• [WHAT TO WORK ON]: Reproduce all records exactly.
______
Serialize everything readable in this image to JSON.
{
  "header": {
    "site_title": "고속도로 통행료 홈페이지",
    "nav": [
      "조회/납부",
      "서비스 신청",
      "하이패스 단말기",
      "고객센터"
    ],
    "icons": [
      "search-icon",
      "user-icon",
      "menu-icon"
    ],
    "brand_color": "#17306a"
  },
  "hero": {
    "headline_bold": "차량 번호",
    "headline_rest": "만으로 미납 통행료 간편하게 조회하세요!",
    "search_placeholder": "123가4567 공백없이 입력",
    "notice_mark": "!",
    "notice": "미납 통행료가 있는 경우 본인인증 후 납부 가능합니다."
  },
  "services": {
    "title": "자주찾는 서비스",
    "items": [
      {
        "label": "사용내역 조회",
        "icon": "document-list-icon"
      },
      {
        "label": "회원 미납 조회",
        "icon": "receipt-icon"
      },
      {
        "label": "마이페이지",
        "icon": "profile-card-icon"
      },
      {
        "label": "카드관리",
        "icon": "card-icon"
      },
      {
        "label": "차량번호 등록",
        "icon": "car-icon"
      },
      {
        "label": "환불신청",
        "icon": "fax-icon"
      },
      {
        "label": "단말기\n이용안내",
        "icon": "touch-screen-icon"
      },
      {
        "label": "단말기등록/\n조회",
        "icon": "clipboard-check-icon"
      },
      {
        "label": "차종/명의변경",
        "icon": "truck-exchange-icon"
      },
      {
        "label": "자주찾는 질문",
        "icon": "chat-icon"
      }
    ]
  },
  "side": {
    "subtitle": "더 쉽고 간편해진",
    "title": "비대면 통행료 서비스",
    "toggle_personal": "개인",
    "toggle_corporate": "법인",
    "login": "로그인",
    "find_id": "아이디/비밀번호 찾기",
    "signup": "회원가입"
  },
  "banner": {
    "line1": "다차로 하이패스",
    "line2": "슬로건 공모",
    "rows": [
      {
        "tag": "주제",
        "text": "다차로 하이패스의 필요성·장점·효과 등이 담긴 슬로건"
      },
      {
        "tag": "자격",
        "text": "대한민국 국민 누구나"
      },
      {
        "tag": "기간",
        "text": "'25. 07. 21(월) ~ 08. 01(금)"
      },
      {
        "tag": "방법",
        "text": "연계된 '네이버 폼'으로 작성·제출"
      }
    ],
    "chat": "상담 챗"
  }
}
______
• [RIGHT ANSWER]:
Serialize everything readable in this image to JSON.
{
  "header": {
    "site_title": "고속도로 통행료 홈페이지",
    "nav": [
      "조회/납부",
      "서비스 신청",
      "하이패스 단말기",
      "고객센터"
    ],
    "icons": [
      "search-icon",
      "user-icon",
      "menu-icon"
    ],
    "brand_color": "#17306a"
  },
  "hero": {
    "headline_bold": "차량 번호",
    "headline_rest": "만으로 미납 통행료 간편하게 조회하세요!",
    "search_placeholder": "123가4567 공백없이 입력",
    "notice_mark": "!",
    "notice": "미납 통행료가 있는 경우 본인인증 후 납부 가능합니다."
  },
  "services": {
    "title": "자주찾는 서비스",
    "items": [
      {
        "label": "사용내역 조회",
        "icon": "document-list-icon"
      },
      {
        "label": "회원 미납 조회",
        "icon": "receipt-icon"
      },
      {
        "label": "마이페이지",
        "icon": "profile-card-icon"
      },
      {
        "label": "카드관리",
        "icon": "card-icon"
      },
      {
        "label": "차량번호 등록",
        "icon": "car-icon"
      },
      {
        "label": "환불신청",
        "icon": "fax-icon"
      },
      {
        "label": "단말기\n이용안내",
        "icon": "touch-screen-icon"
      },
      {
        "label": "단말기등록/\n조회",
        "icon": "clipboard-check-icon"
      },
      {
        "label": "차종/명의변경",
        "icon": "truck-exchange-icon"
      },
      {
        "label": "자주찾는 질문",
        "icon": "chat-icon"
      }
    ]
  },
  "side": {
    "subtitle": "더 쉽고 간편해진",
    "title": "비대면 통행료 서비스",
    "toggle_personal": "개인",
    "toggle_corporate": "법인",
    "login": "로그인",
    "find_id": "아이디/비밀번호 찾기",
    "signup": "회원가입"
  },
  "banner": {
    "line1": "다차로 하이패스",
    "line2": "슬로건 공모",
    "rows": [
      {
        "tag": "주제",
        "text": "다차로 하이패스의 필요성·장점·효과 등이 담긴 슬로건"
      },
      {
        "tag": "자격",
        "text": "대한민국 국민 누구나"
      },
      {
        "tag": "기간",
        "text": "'25. 07. 21(월) ~ 08. 01(금)"
      },
      {
        "tag": "방법",
        "text": "연계된 '네이버 폼'으로 작성·제출"
      }
    ],
    "chat": "상담 챗"
  }
}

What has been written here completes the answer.